:: Task statement ::
Switch "toolbar" to "palette" in the rows from the first row up to and including the row containing "part-c-header: ▼ Part", and give those rows again with everything else unchanged.

[Spatial annotation records]

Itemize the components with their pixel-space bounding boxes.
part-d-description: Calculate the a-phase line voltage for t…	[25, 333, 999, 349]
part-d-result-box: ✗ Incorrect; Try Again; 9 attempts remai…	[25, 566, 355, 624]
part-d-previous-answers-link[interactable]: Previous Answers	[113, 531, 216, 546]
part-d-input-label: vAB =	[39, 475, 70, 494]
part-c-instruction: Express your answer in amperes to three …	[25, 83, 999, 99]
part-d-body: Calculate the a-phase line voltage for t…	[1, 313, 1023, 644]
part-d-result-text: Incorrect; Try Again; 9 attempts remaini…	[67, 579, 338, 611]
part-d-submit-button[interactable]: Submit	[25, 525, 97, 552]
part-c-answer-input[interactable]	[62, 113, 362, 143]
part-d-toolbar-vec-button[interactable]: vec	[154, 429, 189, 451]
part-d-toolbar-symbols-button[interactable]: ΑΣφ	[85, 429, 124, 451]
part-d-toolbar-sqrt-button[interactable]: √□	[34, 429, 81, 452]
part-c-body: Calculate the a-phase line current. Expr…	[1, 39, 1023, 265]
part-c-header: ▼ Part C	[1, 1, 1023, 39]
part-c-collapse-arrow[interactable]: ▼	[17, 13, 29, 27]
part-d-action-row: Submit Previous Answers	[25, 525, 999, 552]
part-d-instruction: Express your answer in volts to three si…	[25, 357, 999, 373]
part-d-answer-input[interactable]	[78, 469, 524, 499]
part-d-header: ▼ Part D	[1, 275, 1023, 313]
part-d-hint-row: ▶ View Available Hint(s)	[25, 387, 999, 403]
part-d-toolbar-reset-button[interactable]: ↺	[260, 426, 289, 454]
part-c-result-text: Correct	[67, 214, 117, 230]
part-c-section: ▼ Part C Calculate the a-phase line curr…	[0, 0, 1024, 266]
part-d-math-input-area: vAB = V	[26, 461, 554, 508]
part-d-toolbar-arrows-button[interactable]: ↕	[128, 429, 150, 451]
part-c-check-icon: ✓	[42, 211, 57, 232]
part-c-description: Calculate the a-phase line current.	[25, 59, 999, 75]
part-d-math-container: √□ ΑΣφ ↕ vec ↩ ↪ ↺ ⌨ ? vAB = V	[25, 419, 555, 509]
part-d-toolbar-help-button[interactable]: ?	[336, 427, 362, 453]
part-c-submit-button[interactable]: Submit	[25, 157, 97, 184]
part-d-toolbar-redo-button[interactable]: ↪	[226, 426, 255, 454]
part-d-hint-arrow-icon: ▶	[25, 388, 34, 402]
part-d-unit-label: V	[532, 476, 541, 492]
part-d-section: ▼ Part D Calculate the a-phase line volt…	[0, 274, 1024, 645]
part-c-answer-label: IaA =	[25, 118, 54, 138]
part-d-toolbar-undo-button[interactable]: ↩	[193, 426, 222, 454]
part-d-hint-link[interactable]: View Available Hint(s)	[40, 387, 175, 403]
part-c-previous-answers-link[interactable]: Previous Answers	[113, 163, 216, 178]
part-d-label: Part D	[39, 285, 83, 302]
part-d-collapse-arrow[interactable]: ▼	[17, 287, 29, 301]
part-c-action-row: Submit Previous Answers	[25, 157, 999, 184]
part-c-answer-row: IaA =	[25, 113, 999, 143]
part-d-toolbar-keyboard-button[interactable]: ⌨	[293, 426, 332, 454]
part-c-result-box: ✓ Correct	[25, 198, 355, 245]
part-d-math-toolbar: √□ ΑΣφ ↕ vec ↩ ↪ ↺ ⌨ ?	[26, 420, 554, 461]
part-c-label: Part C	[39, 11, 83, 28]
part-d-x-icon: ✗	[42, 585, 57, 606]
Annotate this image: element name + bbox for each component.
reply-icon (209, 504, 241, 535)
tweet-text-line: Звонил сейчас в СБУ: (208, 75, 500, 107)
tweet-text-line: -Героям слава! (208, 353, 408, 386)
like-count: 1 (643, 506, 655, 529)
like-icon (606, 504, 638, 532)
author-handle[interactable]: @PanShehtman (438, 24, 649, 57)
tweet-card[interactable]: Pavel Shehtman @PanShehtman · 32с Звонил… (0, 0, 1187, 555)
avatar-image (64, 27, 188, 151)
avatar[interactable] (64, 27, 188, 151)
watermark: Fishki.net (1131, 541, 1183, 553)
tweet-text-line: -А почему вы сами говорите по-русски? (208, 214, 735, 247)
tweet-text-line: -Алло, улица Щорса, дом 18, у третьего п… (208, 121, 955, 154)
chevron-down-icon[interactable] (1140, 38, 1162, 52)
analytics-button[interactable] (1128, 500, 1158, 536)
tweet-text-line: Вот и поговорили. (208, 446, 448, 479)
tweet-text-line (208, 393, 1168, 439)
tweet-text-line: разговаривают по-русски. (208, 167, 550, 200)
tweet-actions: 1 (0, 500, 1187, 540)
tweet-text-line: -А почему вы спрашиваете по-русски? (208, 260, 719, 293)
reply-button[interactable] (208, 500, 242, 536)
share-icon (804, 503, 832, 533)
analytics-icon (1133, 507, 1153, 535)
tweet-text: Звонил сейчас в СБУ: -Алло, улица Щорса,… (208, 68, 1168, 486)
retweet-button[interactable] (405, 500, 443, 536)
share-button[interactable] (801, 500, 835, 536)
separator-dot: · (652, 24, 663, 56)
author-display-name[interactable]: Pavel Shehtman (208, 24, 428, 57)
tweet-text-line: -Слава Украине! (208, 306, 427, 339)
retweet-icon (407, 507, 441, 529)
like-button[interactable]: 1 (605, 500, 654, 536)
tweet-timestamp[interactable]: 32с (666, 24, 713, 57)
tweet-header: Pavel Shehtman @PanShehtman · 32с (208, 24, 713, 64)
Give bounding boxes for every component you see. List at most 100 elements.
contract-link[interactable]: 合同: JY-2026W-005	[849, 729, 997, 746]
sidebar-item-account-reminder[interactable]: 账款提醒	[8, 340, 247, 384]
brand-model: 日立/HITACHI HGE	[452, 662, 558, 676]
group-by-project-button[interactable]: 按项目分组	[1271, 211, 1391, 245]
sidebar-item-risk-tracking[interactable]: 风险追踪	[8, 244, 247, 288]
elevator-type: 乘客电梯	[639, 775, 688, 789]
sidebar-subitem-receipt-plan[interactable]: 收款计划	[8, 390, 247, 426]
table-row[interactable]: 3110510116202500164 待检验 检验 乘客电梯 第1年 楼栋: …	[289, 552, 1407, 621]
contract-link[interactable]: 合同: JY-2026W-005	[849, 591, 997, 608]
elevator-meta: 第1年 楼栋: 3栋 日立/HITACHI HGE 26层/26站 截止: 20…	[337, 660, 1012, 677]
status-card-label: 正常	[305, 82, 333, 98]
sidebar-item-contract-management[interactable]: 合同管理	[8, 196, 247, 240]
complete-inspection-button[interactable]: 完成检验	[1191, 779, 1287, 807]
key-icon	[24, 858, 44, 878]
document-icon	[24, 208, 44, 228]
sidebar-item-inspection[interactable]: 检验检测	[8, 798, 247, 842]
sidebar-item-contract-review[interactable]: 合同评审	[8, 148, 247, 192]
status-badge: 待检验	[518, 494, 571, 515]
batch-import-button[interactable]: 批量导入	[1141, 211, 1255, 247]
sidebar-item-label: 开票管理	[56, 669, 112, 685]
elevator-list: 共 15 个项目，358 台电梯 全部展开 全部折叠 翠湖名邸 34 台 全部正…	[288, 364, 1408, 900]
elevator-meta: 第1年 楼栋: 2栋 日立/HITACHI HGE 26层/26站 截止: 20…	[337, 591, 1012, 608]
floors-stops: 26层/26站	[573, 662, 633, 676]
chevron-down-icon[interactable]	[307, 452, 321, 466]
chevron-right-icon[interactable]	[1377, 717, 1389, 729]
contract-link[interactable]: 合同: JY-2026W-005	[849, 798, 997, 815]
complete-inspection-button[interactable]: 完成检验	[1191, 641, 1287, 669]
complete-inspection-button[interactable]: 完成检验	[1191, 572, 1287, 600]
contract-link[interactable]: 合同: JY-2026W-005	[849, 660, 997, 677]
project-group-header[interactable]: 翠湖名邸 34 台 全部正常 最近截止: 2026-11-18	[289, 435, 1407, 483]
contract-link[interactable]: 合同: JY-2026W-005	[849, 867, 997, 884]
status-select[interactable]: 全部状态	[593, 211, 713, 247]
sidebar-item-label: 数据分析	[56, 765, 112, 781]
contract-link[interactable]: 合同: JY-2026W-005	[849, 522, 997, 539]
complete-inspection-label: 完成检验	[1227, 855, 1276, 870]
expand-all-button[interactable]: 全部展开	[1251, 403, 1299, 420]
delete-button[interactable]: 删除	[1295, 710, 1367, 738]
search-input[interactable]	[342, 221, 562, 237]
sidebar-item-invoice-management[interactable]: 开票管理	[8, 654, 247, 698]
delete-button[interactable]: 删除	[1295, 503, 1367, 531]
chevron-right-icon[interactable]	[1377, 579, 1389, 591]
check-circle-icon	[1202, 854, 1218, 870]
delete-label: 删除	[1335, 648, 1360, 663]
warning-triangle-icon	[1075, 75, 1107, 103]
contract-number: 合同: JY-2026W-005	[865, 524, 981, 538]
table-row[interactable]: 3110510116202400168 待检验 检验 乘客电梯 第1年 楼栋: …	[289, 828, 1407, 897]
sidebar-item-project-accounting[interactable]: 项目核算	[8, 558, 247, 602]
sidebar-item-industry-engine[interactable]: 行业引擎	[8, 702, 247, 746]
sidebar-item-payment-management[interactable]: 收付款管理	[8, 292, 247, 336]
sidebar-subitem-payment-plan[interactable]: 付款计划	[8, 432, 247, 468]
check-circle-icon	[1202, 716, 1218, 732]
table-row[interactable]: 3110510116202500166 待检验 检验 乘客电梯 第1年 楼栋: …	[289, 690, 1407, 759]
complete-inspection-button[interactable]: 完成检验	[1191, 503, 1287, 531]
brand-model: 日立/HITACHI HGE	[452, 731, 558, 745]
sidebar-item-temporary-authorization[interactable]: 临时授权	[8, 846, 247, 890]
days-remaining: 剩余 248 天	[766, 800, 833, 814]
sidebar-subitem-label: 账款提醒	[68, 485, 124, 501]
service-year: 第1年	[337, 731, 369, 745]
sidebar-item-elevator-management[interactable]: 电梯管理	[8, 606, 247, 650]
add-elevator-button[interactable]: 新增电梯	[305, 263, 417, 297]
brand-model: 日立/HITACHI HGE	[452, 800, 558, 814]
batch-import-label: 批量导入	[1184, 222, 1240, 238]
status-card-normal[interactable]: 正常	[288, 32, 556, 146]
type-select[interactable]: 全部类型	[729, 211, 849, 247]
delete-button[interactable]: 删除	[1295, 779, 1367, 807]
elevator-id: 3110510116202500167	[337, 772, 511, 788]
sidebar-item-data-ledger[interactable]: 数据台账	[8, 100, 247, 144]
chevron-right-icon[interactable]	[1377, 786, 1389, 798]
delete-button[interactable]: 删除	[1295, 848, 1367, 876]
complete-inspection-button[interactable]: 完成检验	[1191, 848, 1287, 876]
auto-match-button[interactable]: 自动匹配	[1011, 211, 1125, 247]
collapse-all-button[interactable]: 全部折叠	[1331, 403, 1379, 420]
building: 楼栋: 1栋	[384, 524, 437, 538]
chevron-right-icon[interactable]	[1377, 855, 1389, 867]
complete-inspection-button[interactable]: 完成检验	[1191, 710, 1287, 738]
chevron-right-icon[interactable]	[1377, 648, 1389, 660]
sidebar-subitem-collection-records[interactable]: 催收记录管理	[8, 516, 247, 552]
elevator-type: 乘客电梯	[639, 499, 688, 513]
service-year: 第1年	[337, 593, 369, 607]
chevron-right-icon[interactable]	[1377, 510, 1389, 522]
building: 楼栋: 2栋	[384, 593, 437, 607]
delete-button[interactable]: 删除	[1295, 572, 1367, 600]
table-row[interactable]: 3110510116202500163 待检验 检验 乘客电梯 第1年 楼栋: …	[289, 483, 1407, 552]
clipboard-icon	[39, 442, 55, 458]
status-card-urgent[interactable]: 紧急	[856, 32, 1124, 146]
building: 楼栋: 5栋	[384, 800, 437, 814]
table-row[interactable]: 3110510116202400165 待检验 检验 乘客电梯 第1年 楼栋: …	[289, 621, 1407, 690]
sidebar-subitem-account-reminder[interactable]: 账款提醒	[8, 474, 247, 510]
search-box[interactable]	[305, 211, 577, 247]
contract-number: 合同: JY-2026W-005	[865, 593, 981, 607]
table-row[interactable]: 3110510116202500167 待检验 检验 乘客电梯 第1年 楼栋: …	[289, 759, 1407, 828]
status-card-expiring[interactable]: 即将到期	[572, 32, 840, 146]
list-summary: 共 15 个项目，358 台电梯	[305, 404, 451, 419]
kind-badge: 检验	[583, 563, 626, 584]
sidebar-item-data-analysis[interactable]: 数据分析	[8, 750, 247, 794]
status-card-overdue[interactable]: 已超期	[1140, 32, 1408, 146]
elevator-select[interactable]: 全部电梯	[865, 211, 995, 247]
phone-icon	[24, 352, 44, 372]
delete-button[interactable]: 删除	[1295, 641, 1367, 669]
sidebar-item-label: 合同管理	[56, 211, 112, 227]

:: Solution to this problem ::
Itemize the components with their pixel-space bounding boxes.
part-d-description: Calculate the a-phase line voltage for t…	[25, 333, 999, 349]
part-d-result-box: ✗ Incorrect; Try Again; 9 attempts remai…	[25, 566, 355, 624]
part-d-previous-answers-link[interactable]: Previous Answers	[113, 531, 216, 546]
part-d-input-label: vAB =	[39, 475, 70, 494]
part-c-instruction: Express your answer in amperes to three …	[25, 83, 999, 99]
part-d-body: Calculate the a-phase line voltage for t…	[1, 313, 1023, 644]
part-d-result-text: Incorrect; Try Again; 9 attempts remaini…	[67, 579, 338, 611]
part-d-submit-button[interactable]: Submit	[25, 525, 97, 552]
part-c-answer-input[interactable]	[62, 113, 362, 143]
part-d-palette-vec-button[interactable]: vec	[154, 429, 189, 451]
part-d-palette-symbols-button[interactable]: ΑΣφ	[85, 429, 124, 451]
part-d-palette-sqrt-button[interactable]: √□	[34, 429, 81, 452]
part-c-body: Calculate the a-phase line current. Expr…	[1, 39, 1023, 265]
part-c-header: ▼ Part C	[1, 1, 1023, 39]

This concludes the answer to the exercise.